#### Task inputs:

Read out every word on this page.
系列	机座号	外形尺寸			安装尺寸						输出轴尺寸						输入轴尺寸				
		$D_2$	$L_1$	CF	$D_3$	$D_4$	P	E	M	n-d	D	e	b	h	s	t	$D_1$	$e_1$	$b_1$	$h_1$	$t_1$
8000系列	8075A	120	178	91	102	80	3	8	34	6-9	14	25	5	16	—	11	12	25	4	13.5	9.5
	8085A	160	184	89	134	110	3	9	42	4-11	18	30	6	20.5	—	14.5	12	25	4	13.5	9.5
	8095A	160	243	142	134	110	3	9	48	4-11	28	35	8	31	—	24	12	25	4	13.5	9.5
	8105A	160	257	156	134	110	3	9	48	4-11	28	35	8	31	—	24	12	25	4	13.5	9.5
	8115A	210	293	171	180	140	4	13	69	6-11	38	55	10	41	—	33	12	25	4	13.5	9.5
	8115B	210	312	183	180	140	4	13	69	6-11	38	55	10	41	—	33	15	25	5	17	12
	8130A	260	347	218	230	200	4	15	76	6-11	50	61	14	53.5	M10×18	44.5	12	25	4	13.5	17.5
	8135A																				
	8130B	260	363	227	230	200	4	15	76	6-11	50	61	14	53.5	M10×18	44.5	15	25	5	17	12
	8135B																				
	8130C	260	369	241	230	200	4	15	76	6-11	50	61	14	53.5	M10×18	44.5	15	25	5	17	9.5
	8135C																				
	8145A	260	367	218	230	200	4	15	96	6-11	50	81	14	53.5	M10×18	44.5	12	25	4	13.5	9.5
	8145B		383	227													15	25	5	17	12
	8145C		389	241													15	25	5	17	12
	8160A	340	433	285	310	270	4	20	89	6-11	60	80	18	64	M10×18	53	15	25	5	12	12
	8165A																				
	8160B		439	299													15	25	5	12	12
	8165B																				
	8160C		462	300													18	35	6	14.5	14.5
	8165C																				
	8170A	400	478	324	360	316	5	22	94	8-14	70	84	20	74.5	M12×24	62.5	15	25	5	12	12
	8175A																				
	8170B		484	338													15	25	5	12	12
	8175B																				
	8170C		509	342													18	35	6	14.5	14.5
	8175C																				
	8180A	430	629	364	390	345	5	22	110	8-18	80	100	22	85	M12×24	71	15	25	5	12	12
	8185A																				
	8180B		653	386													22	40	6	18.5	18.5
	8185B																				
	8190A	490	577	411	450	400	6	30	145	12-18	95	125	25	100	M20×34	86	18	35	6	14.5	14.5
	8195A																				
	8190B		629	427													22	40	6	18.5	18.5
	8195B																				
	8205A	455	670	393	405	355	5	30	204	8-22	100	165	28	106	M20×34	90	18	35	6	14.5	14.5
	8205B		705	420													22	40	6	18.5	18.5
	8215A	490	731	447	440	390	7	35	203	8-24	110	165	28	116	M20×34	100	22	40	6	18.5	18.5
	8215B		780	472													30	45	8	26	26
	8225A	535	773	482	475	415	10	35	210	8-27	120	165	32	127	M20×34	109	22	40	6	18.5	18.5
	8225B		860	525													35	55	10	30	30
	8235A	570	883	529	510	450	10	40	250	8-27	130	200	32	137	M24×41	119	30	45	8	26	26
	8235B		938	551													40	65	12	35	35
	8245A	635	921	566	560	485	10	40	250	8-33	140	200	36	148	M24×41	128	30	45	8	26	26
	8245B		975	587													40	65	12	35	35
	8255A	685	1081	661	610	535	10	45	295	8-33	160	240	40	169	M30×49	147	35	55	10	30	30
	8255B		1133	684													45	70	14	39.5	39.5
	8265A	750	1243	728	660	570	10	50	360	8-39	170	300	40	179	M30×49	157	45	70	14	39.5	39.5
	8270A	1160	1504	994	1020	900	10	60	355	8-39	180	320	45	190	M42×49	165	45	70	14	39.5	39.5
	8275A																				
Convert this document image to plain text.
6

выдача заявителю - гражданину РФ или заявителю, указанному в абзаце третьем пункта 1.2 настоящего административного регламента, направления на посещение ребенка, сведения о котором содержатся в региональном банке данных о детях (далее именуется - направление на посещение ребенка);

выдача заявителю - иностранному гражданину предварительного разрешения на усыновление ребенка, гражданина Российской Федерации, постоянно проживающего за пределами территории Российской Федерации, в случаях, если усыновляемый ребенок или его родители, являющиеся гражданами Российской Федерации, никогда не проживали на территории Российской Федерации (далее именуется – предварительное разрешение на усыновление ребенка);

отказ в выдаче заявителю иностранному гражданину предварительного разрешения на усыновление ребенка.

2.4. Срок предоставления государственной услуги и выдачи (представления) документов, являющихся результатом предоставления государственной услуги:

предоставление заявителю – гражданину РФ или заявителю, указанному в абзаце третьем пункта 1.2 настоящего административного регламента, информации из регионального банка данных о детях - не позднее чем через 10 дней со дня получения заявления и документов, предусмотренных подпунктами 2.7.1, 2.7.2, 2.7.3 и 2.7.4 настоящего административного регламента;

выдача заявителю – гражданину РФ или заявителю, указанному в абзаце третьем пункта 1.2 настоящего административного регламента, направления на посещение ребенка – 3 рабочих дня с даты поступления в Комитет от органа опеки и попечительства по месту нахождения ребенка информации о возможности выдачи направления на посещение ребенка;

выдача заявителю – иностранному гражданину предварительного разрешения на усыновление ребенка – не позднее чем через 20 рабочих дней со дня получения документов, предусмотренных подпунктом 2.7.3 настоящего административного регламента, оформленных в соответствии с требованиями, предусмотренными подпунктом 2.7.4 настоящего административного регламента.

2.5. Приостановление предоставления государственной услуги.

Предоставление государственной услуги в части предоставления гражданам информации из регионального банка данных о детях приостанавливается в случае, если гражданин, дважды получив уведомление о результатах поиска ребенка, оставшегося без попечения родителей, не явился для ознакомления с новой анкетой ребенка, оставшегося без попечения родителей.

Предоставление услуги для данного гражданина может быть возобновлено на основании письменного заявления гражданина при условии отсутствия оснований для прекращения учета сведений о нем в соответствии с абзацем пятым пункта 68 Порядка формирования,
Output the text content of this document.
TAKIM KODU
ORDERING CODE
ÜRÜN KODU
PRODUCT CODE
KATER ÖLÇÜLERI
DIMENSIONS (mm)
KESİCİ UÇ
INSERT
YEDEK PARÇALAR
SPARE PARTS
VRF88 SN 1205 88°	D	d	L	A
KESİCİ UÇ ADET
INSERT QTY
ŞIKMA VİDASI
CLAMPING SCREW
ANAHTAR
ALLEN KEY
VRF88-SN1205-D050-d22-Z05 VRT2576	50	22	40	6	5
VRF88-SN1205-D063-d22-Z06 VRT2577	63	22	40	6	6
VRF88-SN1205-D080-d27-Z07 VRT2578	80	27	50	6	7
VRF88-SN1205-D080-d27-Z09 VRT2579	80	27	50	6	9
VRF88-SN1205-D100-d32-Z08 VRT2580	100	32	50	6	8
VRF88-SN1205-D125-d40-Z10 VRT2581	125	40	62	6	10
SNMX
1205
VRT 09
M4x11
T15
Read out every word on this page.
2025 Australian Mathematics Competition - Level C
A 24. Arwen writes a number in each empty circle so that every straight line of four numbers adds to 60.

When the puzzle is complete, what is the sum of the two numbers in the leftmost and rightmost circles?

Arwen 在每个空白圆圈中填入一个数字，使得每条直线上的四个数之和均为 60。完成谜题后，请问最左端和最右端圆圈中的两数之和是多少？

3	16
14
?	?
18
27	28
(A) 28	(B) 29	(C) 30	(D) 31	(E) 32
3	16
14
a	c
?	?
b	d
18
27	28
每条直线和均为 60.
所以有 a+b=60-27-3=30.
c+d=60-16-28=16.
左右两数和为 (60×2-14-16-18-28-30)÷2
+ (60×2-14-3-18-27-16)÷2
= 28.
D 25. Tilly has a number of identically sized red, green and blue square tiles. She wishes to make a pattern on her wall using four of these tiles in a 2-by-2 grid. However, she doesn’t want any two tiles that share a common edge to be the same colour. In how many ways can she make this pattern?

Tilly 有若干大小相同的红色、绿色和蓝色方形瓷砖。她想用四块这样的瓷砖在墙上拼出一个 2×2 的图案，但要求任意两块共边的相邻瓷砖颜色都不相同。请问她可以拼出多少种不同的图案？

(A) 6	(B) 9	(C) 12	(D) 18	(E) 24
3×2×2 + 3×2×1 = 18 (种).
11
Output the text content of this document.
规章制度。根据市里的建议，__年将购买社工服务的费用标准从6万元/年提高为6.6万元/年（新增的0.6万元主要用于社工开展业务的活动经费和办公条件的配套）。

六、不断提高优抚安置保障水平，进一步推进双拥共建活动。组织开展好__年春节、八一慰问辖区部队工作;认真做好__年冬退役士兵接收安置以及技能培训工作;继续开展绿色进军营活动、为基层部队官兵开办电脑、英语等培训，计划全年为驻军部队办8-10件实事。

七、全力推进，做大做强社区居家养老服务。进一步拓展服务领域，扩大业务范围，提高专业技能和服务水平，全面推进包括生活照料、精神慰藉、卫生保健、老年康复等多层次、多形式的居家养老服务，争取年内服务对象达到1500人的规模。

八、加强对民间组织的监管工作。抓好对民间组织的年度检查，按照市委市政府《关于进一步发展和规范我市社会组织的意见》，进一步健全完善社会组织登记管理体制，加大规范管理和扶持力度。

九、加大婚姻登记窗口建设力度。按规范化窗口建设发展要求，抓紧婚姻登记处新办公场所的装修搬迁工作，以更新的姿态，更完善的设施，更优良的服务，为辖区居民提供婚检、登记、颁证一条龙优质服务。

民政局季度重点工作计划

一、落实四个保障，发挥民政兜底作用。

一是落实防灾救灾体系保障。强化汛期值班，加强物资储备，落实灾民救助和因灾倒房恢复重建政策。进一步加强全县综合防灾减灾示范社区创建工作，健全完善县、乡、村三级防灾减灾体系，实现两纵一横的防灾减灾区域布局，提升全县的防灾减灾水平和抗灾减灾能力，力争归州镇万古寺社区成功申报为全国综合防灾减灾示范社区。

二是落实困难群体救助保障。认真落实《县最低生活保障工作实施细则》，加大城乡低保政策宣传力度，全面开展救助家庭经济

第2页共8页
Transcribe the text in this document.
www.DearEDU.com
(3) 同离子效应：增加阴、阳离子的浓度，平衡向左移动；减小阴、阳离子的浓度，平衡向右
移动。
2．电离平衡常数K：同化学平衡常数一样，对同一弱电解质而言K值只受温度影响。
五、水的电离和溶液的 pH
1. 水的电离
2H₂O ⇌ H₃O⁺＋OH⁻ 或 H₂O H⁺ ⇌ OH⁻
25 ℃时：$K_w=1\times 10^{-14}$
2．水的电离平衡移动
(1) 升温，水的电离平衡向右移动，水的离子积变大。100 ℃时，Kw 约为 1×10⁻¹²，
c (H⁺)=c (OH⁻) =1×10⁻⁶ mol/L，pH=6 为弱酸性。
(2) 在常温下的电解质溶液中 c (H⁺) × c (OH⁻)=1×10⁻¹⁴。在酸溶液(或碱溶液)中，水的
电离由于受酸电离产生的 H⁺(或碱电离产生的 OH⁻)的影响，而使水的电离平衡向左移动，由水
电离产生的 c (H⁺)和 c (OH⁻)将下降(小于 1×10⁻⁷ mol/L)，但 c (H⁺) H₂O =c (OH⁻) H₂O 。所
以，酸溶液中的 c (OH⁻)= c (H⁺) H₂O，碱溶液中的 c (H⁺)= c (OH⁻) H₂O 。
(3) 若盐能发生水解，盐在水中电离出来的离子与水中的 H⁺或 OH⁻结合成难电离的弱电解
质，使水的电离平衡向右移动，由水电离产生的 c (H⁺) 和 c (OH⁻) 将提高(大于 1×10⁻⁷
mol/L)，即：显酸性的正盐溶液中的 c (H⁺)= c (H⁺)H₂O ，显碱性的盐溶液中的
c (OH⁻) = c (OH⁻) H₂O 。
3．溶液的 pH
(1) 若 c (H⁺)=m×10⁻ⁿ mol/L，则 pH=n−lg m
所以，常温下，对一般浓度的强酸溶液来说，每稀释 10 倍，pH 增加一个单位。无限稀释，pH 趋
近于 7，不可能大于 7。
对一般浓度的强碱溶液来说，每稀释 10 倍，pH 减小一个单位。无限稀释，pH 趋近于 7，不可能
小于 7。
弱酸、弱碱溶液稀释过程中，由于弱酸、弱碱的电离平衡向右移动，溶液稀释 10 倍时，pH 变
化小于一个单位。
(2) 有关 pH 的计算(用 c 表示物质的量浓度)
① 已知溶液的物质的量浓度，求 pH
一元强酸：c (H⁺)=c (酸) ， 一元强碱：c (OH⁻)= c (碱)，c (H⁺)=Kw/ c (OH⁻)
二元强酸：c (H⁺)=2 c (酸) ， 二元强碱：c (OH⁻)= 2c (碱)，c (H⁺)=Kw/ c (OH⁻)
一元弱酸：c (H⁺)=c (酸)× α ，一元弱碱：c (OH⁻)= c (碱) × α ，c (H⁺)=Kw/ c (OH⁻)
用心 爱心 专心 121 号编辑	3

#### Short exercise:
In the entries above, find every line with the word "услуги" and list it.

#### Written reply:
2.4. Срок предоставления государственной услуги и выдачи (представления) документов, являющихся результатом предоставления государственной услуги:
2.5. Приостановление предоставления государственной услуги.
Предоставление государственной услуги в части предоставления гражданам информации из регионального банка данных о детях приостанавливается в случае, если гражданин, дважды получив уведомление о результатах поиска ребенка, оставшегося без попечения родителей, не явился для ознакомления с новой анкетой ребенка, оставшегося без попечения родителей.
Предоставление услуги для данного гражданина может быть возобновлено на основании письменного заявления гражданина при условии отсутствия оснований для прекращения учета сведений о нем в соответствии с абзацем пятым пункта 68 Порядка формирования,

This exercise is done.